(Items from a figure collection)

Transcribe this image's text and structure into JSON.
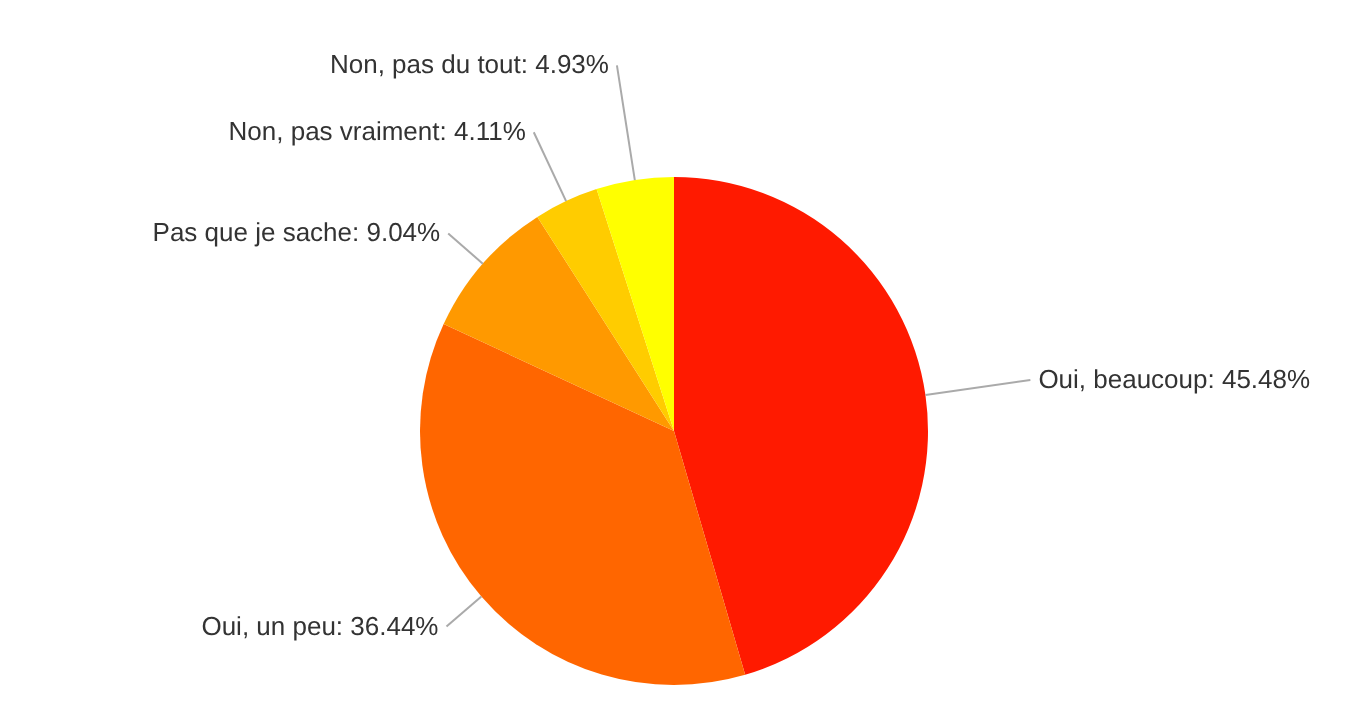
{
  "chart_data": {
    "type": "pie",
    "categories": [
      "Oui, beaucoup",
      "Oui, un peu",
      "Pas que je sache",
      "Non, pas vraiment",
      "Non, pas du tout"
    ],
    "values": [
      45.48,
      36.44,
      9.04,
      4.11,
      4.93
    ],
    "colors": [
      "#ff1a00",
      "#ff6600",
      "#ff9900",
      "#ffcc00",
      "#ffff00"
    ],
    "value_labels": [
      "45.48%",
      "36.44%",
      "9.04%",
      "4.11%",
      "4.93%"
    ]
  }
}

**WHAT TO WORK ON**: Transcribe the material as is, with images omitted.

**ANSWER**:
Transcribe this image's text and structure into JSON.
{
  "chart_data": {
    "type": "pie",
    "categories": [
      "Oui, beaucoup",
      "Oui, un peu",
      "Pas que je sache",
      "Non, pas vraiment",
      "Non, pas du tout"
    ],
    "values": [
      45.48,
      36.44,
      9.04,
      4.11,
      4.93
    ],
    "colors": [
      "#ff1a00",
      "#ff6600",
      "#ff9900",
      "#ffcc00",
      "#ffff00"
    ],
    "value_labels": [
      "45.48%",
      "36.44%",
      "9.04%",
      "4.11%",
      "4.93%"
    ]
  }
}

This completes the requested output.